**Your task:**
Every entry needs to be printed exactly, please.

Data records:

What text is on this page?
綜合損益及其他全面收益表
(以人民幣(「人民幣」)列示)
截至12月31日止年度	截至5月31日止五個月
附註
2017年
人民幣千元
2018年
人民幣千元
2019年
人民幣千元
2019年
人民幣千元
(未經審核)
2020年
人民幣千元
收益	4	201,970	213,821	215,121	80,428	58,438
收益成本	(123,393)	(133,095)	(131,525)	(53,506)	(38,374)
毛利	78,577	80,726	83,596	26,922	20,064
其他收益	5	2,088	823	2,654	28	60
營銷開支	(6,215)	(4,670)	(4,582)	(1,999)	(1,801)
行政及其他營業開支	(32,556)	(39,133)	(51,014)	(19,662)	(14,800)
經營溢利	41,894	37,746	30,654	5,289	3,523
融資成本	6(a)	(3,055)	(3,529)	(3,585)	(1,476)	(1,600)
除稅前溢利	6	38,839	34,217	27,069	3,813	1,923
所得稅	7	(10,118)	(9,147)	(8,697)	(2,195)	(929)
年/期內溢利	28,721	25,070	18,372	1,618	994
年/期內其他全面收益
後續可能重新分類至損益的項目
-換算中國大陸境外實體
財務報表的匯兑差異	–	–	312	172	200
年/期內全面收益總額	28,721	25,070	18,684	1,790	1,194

**Written answer:**
What text is on this page?
綜合損益及其他全面收益表
(以人民幣(「人民幣」)列示)
截至12月31日止年度	截至5月31日止五個月
附註
2017年
人民幣千元
2018年
人民幣千元
2019年
人民幣千元
2019年
人民幣千元
(未經審核)
2020年
人民幣千元
收益	4	201,970	213,821	215,121	80,428	58,438
收益成本	(123,393)	(133,095)	(131,525)	(53,506)	(38,374)
毛利	78,577	80,726	83,596	26,922	20,064
其他收益	5	2,088	823	2,654	28	60
營銷開支	(6,215)	(4,670)	(4,582)	(1,999)	(1,801)
行政及其他營業開支	(32,556)	(39,133)	(51,014)	(19,662)	(14,800)
經營溢利	41,894	37,746	30,654	5,289	3,523
融資成本	6(a)	(3,055)	(3,529)	(3,585)	(1,476)	(1,600)
除稅前溢利	6	38,839	34,217	27,069	3,813	1,923
所得稅	7	(10,118)	(9,147)	(8,697)	(2,195)	(929)
年/期內溢利	28,721	25,070	18,372	1,618	994
年/期內其他全面收益
後續可能重新分類至損益的項目
-換算中國大陸境外實體
財務報表的匯兑差異	–	–	312	172	200
年/期內全面收益總額	28,721	25,070	18,684	1,790	1,194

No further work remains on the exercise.